Your goal >> Collect every line in the records below that contains the word "this".

/---

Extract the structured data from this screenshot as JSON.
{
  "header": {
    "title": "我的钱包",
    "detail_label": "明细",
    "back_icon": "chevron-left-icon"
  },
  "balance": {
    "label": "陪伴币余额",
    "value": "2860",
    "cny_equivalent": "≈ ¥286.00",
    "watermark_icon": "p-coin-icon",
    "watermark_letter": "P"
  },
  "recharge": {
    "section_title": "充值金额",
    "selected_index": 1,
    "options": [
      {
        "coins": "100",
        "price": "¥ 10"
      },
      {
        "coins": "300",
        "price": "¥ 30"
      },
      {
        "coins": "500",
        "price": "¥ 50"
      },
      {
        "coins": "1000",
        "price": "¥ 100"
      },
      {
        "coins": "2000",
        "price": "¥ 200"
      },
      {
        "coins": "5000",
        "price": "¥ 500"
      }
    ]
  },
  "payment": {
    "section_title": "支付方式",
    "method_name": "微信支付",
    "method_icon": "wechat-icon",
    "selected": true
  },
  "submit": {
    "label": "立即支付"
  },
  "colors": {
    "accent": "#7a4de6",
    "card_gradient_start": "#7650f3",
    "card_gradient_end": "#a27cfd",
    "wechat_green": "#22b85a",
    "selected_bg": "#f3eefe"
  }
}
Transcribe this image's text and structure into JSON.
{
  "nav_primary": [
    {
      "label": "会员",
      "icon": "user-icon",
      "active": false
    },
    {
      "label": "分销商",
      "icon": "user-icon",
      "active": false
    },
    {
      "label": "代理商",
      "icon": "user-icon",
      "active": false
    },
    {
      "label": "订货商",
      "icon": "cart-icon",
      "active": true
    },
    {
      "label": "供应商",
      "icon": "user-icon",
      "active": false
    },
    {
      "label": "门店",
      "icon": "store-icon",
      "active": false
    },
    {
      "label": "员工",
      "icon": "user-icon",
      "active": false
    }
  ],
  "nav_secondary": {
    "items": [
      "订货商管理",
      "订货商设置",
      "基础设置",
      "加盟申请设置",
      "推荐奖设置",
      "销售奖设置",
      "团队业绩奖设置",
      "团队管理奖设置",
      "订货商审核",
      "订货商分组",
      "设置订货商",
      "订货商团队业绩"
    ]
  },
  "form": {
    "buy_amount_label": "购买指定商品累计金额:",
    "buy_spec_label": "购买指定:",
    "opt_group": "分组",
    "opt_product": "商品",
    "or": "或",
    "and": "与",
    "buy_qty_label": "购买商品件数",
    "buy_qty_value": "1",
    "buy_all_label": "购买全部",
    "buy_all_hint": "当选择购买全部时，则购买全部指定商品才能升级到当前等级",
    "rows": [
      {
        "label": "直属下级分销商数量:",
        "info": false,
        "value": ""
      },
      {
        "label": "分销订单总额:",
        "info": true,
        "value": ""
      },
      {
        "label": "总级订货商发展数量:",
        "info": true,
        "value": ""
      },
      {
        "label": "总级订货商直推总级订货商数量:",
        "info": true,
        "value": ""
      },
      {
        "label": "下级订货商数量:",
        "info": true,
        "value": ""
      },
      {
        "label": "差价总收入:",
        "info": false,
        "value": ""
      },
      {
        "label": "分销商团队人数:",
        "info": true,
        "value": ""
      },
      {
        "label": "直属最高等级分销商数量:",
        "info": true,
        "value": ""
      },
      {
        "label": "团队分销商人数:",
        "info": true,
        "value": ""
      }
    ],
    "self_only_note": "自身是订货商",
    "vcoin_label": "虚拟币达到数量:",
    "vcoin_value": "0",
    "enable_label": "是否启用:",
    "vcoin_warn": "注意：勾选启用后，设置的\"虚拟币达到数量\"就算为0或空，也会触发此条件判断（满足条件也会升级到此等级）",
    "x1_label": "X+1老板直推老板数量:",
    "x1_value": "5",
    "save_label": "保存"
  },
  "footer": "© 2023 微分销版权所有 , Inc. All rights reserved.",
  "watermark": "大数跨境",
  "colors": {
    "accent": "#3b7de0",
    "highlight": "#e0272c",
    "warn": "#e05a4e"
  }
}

\---

Written solution >>
Extract the structured data from this screenshot as JSON.
Transcribe this image's text and structure into JSON.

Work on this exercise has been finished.